- [WHAT TO DO] Pick out every line in the listing below that contains the string "scrollbar" and copy each of those lines in full.

- [DATA PROVIDED]
========================================

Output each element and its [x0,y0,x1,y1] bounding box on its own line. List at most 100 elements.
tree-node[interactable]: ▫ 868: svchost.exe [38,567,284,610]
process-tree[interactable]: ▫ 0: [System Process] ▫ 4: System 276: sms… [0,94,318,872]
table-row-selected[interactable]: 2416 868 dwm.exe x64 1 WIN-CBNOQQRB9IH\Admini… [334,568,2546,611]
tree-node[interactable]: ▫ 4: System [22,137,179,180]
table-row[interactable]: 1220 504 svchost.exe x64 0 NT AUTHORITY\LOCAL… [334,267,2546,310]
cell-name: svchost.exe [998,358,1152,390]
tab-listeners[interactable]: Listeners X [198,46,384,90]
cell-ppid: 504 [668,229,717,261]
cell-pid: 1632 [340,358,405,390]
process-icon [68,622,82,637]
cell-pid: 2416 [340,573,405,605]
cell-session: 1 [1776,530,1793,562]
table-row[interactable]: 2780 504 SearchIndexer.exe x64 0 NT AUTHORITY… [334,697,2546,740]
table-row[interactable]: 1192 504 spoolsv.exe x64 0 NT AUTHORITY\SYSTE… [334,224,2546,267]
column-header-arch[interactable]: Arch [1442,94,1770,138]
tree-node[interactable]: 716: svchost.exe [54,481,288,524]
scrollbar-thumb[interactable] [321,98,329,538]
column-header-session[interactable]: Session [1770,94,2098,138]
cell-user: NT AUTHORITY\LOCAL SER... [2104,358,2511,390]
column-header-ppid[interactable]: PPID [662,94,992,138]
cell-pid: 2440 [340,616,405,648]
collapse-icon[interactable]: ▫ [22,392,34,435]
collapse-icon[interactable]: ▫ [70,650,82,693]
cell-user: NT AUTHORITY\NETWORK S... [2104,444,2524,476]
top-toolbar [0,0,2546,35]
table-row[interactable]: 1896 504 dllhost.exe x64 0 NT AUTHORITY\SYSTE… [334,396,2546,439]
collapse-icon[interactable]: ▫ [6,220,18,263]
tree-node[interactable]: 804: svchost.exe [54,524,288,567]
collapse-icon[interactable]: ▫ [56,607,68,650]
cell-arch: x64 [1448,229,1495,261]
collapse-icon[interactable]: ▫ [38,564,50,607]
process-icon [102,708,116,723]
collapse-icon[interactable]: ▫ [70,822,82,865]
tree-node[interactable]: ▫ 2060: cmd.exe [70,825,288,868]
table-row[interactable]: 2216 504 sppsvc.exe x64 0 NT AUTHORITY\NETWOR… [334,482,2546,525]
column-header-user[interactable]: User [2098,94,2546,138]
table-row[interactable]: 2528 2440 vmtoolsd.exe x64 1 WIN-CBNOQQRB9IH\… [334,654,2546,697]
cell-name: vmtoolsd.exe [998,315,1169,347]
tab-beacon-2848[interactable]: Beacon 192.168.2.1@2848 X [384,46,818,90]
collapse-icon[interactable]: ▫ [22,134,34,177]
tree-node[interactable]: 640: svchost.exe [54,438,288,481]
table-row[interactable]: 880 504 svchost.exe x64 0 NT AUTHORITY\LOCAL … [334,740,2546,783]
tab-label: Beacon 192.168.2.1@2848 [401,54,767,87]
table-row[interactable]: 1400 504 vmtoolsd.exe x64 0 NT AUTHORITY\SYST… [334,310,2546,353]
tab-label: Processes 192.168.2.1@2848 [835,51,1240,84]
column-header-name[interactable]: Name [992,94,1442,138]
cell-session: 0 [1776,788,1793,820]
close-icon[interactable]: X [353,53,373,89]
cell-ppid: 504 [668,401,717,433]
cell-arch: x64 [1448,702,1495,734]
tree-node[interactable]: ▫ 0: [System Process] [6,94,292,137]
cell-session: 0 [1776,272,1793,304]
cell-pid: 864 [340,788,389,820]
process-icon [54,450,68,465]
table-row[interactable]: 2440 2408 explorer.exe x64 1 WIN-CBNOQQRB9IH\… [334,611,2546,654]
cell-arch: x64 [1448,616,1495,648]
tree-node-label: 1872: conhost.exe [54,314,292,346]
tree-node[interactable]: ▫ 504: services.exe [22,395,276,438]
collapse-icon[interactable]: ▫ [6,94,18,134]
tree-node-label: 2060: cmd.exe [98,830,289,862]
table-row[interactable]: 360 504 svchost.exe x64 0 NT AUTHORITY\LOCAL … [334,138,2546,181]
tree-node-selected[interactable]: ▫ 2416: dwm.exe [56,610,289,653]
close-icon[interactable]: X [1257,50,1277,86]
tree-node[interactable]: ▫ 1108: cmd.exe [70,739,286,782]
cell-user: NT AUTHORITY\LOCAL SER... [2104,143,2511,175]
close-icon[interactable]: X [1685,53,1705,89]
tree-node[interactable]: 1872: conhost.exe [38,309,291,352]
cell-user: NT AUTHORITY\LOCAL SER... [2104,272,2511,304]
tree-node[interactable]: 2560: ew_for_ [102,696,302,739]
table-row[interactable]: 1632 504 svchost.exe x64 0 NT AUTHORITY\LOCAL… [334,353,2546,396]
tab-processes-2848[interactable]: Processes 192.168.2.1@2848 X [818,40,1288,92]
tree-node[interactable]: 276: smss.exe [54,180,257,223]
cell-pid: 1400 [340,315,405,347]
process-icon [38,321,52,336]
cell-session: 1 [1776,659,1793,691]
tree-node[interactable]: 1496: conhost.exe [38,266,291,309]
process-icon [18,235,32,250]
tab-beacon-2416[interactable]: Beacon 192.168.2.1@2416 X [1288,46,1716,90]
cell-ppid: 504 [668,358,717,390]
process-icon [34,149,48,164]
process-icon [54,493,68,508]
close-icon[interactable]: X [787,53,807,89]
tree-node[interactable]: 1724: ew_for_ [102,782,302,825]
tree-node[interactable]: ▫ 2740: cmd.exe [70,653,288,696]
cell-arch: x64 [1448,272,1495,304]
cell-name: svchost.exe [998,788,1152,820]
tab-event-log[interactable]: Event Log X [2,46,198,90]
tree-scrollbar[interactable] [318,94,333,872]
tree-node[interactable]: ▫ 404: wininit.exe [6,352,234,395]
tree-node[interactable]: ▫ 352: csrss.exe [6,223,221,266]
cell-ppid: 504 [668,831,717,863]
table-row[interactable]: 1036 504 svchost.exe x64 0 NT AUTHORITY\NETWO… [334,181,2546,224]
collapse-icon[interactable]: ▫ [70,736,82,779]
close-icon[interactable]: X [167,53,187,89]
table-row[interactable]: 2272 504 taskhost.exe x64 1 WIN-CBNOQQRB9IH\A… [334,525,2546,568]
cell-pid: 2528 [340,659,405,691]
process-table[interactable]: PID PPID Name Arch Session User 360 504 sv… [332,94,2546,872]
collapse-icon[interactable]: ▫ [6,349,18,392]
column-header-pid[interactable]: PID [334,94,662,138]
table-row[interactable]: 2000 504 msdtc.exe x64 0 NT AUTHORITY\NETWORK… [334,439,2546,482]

========================================

- [TASK RESULT]
scrollbar-thumb[interactable] [321,98,329,538]
tree-scrollbar[interactable] [318,94,333,872]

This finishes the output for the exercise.